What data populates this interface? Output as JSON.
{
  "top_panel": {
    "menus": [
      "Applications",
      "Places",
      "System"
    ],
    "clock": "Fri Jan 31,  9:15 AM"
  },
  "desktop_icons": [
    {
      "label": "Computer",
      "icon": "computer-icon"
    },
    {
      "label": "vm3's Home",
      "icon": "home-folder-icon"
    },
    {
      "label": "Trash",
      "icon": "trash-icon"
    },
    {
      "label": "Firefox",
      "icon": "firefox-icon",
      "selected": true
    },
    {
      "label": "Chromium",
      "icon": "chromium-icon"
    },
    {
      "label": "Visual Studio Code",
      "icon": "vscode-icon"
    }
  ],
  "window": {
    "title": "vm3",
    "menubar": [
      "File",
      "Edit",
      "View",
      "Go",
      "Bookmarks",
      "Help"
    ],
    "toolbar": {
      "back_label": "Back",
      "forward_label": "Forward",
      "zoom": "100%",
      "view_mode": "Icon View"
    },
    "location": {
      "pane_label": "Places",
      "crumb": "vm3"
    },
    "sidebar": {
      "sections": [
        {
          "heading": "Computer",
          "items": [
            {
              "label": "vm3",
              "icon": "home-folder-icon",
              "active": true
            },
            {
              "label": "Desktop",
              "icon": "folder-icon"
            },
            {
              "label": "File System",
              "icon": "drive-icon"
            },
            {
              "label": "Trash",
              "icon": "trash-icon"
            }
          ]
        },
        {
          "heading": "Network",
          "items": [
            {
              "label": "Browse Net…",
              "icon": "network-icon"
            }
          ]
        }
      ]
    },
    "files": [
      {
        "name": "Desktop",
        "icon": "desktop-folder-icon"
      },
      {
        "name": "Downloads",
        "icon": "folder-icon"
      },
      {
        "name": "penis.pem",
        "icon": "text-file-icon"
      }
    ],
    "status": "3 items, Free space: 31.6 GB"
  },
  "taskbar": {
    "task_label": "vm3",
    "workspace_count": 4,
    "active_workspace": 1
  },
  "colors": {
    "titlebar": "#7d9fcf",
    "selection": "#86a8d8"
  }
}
◆ ◆ ◆
▸ **Given task**: Repeat the preceding lines exactly, please, every one of them.

▸ **Result**:
What data populates this interface? Output as JSON.
{
  "top_panel": {
    "menus": [
      "Applications",
      "Places",
      "System"
    ],
    "clock": "Fri Jan 31,  9:15 AM"
  },
  "desktop_icons": [
    {
      "label": "Computer",
      "icon": "computer-icon"
    },
    {
      "label": "vm3's Home",
      "icon": "home-folder-icon"
    },
    {
      "label": "Trash",
      "icon": "trash-icon"
    },
    {
      "label": "Firefox",
      "icon": "firefox-icon",
      "selected": true
    },
    {
      "label": "Chromium",
      "icon": "chromium-icon"
    },
    {
      "label": "Visual Studio Code",
      "icon": "vscode-icon"
    }
  ],
  "window": {
    "title": "vm3",
    "menubar": [
      "File",
      "Edit",
      "View",
      "Go",
      "Bookmarks",
      "Help"
    ],
    "toolbar": {
      "back_label": "Back",
      "forward_label": "Forward",
      "zoom": "100%",
      "view_mode": "Icon View"
    },
    "location": {
      "pane_label": "Places",
      "crumb": "vm3"
    },
    "sidebar": {
      "sections": [
        {
          "heading": "Computer",
          "items": [
            {
              "label": "vm3",
              "icon": "home-folder-icon",
              "active": true
            },
            {
              "label": "Desktop",
              "icon": "folder-icon"
            },
            {
              "label": "File System",
              "icon": "drive-icon"
            },
            {
              "label": "Trash",
              "icon": "trash-icon"
            }
          ]
        },
        {
          "heading": "Network",
          "items": [
            {
              "label": "Browse Net…",
              "icon": "network-icon"
            }
          ]
        }
      ]
    },
    "files": [
      {
        "name": "Desktop",
        "icon": "desktop-folder-icon"
      },
      {
        "name": "Downloads",
        "icon": "folder-icon"
      },
      {
        "name": "penis.pem",
        "icon": "text-file-icon"
      }
    ],
    "status": "3 items, Free space: 31.6 GB"
  },
  "taskbar": {
    "task_label": "vm3",
    "workspace_count": 4,
    "active_workspace": 1
  },
  "colors": {
    "titlebar": "#7d9fcf",
    "selection": "#86a8d8"
  }
}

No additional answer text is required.